▸ **Extracted entries**:
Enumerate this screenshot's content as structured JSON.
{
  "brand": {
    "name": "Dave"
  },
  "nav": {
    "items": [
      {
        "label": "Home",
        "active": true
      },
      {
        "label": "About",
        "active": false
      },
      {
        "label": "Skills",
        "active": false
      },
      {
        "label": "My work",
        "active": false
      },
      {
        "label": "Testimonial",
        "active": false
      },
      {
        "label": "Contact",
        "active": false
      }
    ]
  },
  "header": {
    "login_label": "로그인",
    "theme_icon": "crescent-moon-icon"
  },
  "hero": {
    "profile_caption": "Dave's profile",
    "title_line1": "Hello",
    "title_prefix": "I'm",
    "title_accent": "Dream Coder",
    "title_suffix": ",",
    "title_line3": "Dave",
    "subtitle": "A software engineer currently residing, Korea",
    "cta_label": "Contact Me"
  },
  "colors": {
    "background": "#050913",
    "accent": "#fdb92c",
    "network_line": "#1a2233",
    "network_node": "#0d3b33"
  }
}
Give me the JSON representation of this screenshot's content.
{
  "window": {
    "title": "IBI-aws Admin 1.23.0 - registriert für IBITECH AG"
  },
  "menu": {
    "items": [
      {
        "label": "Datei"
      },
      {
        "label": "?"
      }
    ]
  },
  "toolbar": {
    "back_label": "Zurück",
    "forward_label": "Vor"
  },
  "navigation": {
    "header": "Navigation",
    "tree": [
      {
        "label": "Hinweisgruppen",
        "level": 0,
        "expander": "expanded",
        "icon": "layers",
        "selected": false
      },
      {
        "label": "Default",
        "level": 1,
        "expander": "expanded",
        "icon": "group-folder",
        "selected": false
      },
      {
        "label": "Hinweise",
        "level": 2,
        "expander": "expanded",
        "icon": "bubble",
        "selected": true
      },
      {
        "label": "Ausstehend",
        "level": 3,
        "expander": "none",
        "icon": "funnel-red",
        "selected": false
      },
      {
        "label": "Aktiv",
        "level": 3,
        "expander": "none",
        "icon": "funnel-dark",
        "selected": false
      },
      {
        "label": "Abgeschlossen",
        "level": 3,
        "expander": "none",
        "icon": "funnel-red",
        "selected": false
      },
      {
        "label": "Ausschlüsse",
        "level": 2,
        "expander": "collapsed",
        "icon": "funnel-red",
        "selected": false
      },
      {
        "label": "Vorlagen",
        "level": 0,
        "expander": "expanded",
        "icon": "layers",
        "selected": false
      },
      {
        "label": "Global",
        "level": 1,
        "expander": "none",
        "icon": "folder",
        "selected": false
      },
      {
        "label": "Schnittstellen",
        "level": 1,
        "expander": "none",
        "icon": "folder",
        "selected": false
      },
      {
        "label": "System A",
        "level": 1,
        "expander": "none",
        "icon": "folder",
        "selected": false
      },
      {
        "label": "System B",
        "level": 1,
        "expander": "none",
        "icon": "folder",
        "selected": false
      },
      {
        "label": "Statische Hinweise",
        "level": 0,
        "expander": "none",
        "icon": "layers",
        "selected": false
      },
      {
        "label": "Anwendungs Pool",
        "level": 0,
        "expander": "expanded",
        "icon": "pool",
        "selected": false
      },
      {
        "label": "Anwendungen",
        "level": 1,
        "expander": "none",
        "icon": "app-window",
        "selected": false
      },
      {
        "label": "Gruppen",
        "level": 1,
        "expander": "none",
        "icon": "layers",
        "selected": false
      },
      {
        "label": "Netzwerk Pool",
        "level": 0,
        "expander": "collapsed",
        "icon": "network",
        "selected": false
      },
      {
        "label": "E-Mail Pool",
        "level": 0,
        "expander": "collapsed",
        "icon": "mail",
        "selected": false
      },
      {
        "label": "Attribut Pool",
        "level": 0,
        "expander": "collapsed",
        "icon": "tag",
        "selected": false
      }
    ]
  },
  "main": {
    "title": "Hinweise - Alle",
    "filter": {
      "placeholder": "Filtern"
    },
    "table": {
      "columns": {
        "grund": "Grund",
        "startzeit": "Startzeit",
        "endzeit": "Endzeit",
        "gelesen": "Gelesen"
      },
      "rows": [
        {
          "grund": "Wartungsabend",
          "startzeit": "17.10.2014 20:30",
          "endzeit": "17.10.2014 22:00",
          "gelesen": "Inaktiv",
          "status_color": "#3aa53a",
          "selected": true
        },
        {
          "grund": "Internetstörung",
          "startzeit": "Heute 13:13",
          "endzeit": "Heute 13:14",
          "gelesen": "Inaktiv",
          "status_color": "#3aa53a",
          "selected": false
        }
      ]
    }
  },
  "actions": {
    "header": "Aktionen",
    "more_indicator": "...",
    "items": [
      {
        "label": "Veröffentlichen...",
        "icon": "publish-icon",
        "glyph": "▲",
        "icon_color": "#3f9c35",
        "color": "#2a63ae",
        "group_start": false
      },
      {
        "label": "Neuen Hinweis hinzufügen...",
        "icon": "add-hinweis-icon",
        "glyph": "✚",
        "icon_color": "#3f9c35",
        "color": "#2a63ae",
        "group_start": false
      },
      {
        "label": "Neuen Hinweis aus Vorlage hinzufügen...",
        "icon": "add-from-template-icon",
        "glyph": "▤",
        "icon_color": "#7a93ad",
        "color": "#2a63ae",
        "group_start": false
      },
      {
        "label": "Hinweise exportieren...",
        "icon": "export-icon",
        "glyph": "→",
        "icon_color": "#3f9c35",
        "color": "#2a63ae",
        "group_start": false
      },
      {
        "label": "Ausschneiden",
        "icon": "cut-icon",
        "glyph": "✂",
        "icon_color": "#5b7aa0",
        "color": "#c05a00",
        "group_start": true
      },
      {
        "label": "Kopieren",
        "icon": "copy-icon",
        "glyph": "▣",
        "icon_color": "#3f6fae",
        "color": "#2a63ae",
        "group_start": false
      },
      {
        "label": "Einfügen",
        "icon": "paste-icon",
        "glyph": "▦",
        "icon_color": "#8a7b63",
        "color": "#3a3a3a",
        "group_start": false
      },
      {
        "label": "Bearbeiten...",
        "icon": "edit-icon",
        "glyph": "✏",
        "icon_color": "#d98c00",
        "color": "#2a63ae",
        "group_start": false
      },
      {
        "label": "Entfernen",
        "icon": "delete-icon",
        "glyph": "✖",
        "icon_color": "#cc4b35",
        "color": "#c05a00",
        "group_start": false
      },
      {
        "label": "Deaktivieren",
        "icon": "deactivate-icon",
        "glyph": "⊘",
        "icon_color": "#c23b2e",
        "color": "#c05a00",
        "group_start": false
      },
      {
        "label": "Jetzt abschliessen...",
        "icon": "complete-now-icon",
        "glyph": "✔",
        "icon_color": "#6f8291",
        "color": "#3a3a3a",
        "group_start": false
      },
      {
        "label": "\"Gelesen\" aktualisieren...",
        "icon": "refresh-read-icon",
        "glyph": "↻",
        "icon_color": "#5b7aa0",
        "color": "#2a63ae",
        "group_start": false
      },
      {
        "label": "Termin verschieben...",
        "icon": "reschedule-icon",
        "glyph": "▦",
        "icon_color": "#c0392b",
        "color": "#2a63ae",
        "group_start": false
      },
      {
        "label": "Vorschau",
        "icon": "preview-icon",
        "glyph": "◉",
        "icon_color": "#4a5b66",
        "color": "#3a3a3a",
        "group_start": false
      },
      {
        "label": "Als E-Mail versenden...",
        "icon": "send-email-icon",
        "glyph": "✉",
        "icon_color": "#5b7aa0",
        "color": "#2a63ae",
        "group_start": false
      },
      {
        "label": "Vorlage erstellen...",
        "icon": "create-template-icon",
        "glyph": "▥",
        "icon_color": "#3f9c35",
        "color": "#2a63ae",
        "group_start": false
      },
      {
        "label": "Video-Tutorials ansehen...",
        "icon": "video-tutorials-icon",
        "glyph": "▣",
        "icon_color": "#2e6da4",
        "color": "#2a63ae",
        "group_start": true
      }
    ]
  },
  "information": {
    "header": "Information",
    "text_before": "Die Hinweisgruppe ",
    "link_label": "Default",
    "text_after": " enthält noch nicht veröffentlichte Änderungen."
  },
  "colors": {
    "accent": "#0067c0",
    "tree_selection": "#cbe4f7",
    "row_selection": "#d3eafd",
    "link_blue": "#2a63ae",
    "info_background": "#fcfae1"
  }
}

▸ **What the task requires**:
Return all the lines that contain the string "JSON".

▸ **Solution to the exercise**:
Enumerate this screenshot's content as structured JSON.
Give me the JSON representation of this screenshot's content.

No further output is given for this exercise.